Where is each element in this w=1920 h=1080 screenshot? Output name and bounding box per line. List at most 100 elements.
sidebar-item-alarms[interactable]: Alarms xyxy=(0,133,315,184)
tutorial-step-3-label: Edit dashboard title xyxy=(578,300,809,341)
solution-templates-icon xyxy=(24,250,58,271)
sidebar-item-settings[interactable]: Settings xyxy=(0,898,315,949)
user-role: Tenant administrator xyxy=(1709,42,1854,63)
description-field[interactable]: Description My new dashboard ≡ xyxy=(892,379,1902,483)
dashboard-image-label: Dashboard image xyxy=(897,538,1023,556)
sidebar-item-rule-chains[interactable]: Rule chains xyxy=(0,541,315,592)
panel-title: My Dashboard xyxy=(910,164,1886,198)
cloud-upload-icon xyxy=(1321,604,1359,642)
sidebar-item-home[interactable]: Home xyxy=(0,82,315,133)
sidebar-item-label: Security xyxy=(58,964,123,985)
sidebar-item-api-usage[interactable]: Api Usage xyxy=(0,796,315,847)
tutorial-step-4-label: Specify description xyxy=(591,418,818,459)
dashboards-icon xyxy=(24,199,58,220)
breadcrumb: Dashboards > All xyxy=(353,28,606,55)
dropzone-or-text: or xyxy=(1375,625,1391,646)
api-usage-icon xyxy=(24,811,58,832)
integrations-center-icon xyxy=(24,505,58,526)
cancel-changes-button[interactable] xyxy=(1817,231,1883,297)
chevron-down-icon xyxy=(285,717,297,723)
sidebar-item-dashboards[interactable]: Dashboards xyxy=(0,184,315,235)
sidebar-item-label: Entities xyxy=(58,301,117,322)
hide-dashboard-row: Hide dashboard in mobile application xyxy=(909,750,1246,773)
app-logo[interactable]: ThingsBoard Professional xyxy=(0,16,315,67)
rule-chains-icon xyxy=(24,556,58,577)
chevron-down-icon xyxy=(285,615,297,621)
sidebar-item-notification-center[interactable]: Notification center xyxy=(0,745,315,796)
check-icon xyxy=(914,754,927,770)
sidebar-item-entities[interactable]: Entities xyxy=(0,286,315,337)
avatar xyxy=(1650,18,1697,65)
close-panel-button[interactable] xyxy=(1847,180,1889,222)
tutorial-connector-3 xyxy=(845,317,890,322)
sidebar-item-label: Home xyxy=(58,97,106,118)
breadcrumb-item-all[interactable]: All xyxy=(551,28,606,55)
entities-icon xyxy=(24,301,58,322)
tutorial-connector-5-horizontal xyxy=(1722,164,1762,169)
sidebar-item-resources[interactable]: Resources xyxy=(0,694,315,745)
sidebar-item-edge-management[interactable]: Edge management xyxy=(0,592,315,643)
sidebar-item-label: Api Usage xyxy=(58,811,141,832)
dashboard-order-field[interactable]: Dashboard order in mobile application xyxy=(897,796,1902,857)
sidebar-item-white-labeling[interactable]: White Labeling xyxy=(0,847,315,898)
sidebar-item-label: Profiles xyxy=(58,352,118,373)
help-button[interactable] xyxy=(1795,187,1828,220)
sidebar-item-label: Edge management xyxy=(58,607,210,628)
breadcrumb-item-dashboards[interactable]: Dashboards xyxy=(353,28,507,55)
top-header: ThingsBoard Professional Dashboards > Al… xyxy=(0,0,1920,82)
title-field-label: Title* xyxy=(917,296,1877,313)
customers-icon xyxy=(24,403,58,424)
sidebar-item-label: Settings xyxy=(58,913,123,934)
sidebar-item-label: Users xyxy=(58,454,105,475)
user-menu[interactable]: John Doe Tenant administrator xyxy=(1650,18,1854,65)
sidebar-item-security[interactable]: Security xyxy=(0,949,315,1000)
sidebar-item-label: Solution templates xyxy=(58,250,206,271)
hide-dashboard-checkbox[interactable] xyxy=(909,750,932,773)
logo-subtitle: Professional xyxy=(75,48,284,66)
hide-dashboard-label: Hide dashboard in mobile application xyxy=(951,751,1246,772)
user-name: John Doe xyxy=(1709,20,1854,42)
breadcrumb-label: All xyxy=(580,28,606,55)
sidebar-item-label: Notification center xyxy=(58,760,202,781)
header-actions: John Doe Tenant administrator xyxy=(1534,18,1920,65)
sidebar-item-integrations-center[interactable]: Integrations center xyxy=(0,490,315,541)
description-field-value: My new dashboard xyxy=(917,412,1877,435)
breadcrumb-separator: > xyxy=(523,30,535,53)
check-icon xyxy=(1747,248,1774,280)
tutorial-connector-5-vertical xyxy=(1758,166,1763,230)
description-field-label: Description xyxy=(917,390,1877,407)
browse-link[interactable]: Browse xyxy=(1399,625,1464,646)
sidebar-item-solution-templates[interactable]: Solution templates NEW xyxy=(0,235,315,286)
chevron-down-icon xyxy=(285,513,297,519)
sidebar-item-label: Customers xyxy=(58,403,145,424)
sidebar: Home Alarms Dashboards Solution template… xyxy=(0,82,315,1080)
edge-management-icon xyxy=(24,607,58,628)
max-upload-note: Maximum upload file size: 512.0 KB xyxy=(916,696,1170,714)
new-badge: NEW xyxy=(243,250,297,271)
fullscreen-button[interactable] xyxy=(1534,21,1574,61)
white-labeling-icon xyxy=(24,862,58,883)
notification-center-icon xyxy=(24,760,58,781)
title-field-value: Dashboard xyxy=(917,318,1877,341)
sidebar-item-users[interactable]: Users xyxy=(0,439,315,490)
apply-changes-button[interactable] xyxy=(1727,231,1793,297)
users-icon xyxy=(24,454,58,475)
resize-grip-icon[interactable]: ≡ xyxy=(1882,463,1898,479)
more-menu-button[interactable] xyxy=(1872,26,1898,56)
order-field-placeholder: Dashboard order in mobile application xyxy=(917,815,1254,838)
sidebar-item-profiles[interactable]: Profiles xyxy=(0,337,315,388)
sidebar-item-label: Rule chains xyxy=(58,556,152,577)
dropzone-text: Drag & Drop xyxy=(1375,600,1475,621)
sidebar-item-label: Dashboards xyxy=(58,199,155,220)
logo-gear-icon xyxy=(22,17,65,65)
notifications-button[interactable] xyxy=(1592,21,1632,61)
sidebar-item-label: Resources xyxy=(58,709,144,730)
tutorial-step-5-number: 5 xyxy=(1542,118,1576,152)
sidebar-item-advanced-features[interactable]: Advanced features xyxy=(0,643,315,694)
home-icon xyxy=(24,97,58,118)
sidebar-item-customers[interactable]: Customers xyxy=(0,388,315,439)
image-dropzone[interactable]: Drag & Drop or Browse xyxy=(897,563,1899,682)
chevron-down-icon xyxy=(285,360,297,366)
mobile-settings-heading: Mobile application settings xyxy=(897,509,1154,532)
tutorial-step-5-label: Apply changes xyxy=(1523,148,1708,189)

+ + + + +

Give the items again from the start through the line with "breadcrumb: Dashboards >", both included, renaming "tutorial-step" to "walkthrough-step" and leaving everything else unchanged.

Where is each element in this w=1920 h=1080 screenshot? Output name and bounding box per line. List at most 100 elements.
sidebar-item-alarms[interactable]: Alarms xyxy=(0,133,315,184)
walkthrough-step-3-label: Edit dashboard title xyxy=(578,300,809,341)
solution-templates-icon xyxy=(24,250,58,271)
sidebar-item-settings[interactable]: Settings xyxy=(0,898,315,949)
user-role: Tenant administrator xyxy=(1709,42,1854,63)
description-field[interactable]: Description My new dashboard ≡ xyxy=(892,379,1902,483)
dashboard-image-label: Dashboard image xyxy=(897,538,1023,556)
sidebar-item-rule-chains[interactable]: Rule chains xyxy=(0,541,315,592)
panel-title: My Dashboard xyxy=(910,164,1886,198)
cloud-upload-icon xyxy=(1321,604,1359,642)
sidebar-item-home[interactable]: Home xyxy=(0,82,315,133)
sidebar-item-label: Security xyxy=(58,964,123,985)
sidebar-item-api-usage[interactable]: Api Usage xyxy=(0,796,315,847)
walkthrough-step-4-label: Specify description xyxy=(591,418,818,459)
dashboards-icon xyxy=(24,199,58,220)
breadcrumb: Dashboards > All xyxy=(353,28,606,55)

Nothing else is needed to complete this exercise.